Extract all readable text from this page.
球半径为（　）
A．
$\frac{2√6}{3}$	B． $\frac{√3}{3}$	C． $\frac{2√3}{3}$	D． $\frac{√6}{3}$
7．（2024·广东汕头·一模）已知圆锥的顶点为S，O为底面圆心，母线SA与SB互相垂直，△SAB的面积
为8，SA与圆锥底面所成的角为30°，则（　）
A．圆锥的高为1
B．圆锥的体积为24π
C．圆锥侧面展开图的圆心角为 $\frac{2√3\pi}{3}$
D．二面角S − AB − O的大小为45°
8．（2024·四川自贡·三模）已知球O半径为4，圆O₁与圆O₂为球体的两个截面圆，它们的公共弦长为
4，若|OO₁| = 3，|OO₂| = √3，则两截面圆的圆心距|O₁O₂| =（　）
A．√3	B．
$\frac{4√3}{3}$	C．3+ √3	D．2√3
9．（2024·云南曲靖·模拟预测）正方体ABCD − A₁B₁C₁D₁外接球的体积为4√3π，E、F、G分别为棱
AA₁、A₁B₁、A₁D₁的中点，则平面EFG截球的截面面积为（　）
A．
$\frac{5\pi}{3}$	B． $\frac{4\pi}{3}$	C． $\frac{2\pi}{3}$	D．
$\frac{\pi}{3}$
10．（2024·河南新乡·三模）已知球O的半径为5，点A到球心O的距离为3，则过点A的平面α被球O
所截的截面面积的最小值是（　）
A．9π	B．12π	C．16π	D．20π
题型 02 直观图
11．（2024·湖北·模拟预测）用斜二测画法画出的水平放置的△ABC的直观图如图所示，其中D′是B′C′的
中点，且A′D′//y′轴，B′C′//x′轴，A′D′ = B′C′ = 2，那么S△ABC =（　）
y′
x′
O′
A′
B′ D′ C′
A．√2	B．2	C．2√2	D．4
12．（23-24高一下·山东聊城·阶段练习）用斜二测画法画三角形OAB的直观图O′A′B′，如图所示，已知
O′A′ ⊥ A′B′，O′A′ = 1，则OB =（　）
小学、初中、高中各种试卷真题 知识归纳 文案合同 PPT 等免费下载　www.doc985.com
________
## WHAT THIS TASK INVOLVES
Copy all of the data exactly.

## WRITTEN ANSWER
Extract all readable text from this page.
球半径为（　）
A．
$\frac{2√6}{3}$	B． $\frac{√3}{3}$	C． $\frac{2√3}{3}$	D． $\frac{√6}{3}$
7．（2024·广东汕头·一模）已知圆锥的顶点为S，O为底面圆心，母线SA与SB互相垂直，△SAB的面积
为8，SA与圆锥底面所成的角为30°，则（　）
A．圆锥的高为1
B．圆锥的体积为24π
C．圆锥侧面展开图的圆心角为 $\frac{2√3\pi}{3}$
D．二面角S − AB − O的大小为45°
8．（2024·四川自贡·三模）已知球O半径为4，圆O₁与圆O₂为球体的两个截面圆，它们的公共弦长为
4，若|OO₁| = 3，|OO₂| = √3，则两截面圆的圆心距|O₁O₂| =（　）
A．√3	B．
$\frac{4√3}{3}$	C．3+ √3	D．2√3
9．（2024·云南曲靖·模拟预测）正方体ABCD − A₁B₁C₁D₁外接球的体积为4√3π，E、F、G分别为棱
AA₁、A₁B₁、A₁D₁的中点，则平面EFG截球的截面面积为（　）
A．
$\frac{5\pi}{3}$	B． $\frac{4\pi}{3}$	C． $\frac{2\pi}{3}$	D．
$\frac{\pi}{3}$
10．（2024·河南新乡·三模）已知球O的半径为5，点A到球心O的距离为3，则过点A的平面α被球O
所截的截面面积的最小值是（　）
A．9π	B．12π	C．16π	D．20π
题型 02 直观图
11．（2024·湖北·模拟预测）用斜二测画法画出的水平放置的△ABC的直观图如图所示，其中D′是B′C′的
中点，且A′D′//y′轴，B′C′//x′轴，A′D′ = B′C′ = 2，那么S△ABC =（　）
y′
x′
O′
A′
B′ D′ C′
A．√2	B．2	C．2√2	D．4
12．（23-24高一下·山东聊城·阶段练习）用斜二测画法画三角形OAB的直观图O′A′B′，如图所示，已知
O′A′ ⊥ A′B′，O′A′ = 1，则OB =（　）
小学、初中、高中各种试卷真题 知识归纳 文案合同 PPT 等免费下载　www.doc985.com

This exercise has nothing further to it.